● **WHAT YOU NEED TO DO**
Show all lines holding "name".

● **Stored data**
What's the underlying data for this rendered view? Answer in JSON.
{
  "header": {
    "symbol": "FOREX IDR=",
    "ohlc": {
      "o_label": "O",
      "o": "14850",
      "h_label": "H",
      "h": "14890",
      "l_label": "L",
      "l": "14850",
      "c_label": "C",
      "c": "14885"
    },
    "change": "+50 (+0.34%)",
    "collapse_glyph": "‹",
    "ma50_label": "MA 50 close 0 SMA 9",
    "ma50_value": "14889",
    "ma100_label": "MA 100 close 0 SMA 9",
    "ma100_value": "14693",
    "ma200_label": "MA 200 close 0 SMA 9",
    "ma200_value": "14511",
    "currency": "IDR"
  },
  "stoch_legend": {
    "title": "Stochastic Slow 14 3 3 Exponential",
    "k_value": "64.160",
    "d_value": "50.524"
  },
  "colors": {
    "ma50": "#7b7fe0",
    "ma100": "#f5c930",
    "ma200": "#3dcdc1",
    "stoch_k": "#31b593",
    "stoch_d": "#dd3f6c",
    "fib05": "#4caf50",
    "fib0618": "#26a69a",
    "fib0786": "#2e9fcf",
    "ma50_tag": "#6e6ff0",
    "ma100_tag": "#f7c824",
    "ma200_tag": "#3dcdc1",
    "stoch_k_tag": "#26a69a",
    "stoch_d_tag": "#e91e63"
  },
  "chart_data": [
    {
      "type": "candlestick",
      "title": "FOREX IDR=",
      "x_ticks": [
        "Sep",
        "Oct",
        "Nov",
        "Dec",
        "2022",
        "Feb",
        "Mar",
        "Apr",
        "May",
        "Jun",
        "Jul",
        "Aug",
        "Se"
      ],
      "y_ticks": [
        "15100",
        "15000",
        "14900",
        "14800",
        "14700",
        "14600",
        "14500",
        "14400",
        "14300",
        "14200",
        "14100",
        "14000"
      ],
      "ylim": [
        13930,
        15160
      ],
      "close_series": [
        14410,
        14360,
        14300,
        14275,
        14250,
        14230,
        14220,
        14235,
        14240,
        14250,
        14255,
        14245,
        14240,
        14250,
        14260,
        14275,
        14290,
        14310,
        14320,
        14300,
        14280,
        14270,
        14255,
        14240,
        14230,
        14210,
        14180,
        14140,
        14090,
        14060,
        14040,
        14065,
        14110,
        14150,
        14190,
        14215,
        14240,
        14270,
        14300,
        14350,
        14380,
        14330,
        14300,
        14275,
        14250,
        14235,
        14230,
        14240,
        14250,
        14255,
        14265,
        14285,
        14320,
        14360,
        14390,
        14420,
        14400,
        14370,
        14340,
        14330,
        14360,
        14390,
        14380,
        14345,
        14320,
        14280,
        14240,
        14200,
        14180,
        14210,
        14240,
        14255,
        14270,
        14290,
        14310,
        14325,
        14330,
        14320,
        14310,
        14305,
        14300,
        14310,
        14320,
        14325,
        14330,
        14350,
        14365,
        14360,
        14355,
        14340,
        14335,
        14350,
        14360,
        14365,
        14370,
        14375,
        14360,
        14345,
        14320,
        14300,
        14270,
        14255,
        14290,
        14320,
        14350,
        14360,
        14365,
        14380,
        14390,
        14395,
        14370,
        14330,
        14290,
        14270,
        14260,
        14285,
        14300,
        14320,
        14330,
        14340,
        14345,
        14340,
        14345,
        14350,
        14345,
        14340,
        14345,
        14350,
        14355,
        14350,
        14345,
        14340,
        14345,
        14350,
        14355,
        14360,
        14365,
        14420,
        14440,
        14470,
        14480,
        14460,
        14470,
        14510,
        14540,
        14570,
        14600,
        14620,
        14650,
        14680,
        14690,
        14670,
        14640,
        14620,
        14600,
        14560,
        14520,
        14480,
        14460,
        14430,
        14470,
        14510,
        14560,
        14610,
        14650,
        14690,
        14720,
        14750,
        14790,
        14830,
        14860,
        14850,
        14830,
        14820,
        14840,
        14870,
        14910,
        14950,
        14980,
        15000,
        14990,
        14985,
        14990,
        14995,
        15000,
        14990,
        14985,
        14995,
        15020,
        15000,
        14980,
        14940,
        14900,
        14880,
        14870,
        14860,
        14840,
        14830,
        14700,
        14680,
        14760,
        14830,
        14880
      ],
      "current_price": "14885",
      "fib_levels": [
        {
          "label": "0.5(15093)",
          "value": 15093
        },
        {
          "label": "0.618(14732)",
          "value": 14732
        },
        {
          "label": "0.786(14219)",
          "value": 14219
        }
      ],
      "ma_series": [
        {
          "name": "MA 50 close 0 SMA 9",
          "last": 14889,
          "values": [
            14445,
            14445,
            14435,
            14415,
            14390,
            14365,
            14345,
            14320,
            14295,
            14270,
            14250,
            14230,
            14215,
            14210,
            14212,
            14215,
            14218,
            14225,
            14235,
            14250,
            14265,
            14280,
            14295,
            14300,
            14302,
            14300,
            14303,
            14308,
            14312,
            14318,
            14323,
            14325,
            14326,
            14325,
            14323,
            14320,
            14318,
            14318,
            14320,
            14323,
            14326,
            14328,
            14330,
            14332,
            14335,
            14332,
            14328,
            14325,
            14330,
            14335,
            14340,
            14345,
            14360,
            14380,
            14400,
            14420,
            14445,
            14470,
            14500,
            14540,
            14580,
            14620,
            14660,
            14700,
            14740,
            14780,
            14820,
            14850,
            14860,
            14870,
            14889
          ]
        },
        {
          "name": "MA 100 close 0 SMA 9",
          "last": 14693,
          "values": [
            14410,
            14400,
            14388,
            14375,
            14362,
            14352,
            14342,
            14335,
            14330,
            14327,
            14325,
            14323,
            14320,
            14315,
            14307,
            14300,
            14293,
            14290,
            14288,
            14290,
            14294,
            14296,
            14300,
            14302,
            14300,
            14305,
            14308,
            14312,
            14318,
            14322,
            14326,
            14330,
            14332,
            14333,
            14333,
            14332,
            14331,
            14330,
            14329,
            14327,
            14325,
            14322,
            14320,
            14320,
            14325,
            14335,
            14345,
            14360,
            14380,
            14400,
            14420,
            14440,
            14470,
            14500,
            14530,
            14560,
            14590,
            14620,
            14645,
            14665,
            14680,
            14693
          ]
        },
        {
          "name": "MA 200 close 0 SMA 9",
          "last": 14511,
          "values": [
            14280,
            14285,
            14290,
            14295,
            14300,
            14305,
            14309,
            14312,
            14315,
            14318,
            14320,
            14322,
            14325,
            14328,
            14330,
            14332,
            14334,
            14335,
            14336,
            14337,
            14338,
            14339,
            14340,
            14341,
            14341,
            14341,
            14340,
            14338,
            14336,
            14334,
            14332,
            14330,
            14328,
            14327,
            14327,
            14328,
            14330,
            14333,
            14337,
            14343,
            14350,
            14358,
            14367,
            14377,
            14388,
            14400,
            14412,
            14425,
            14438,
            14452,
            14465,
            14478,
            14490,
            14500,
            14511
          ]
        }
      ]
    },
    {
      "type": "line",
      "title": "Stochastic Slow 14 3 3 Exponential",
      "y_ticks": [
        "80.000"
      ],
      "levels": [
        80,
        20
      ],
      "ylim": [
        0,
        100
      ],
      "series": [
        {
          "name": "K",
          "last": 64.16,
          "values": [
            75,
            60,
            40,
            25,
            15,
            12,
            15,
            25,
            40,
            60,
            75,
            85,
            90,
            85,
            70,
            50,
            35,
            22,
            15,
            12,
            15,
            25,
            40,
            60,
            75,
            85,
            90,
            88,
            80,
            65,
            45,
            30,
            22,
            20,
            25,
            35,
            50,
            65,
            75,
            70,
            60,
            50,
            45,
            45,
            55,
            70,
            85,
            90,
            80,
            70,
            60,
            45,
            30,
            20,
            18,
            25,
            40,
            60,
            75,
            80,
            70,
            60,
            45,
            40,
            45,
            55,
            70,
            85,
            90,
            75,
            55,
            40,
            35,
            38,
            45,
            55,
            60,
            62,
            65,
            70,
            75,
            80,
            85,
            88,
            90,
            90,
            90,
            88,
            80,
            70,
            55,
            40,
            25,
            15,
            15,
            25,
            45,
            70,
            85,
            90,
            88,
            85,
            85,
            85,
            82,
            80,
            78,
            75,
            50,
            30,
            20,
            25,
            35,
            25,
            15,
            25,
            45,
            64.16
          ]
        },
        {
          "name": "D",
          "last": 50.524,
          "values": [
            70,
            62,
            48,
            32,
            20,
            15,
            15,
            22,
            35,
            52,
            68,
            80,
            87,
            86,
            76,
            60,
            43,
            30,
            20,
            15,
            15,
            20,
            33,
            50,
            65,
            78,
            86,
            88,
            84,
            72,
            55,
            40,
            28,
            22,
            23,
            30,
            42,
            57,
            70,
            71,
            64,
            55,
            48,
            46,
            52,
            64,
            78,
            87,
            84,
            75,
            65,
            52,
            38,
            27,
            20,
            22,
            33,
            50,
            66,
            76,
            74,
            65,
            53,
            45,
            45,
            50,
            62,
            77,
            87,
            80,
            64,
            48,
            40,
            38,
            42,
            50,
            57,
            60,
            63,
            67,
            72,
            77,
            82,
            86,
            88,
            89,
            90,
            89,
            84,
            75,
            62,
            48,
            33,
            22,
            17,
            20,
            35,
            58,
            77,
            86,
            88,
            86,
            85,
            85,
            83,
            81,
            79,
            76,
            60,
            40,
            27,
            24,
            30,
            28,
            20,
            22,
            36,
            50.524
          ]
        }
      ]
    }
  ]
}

● **PROBLEM SOLUTION**
          "name": "MA 50 close 0 SMA 9",
          "name": "MA 100 close 0 SMA 9",
          "name": "MA 200 close 0 SMA 9",
          "name": "K",
          "name": "D",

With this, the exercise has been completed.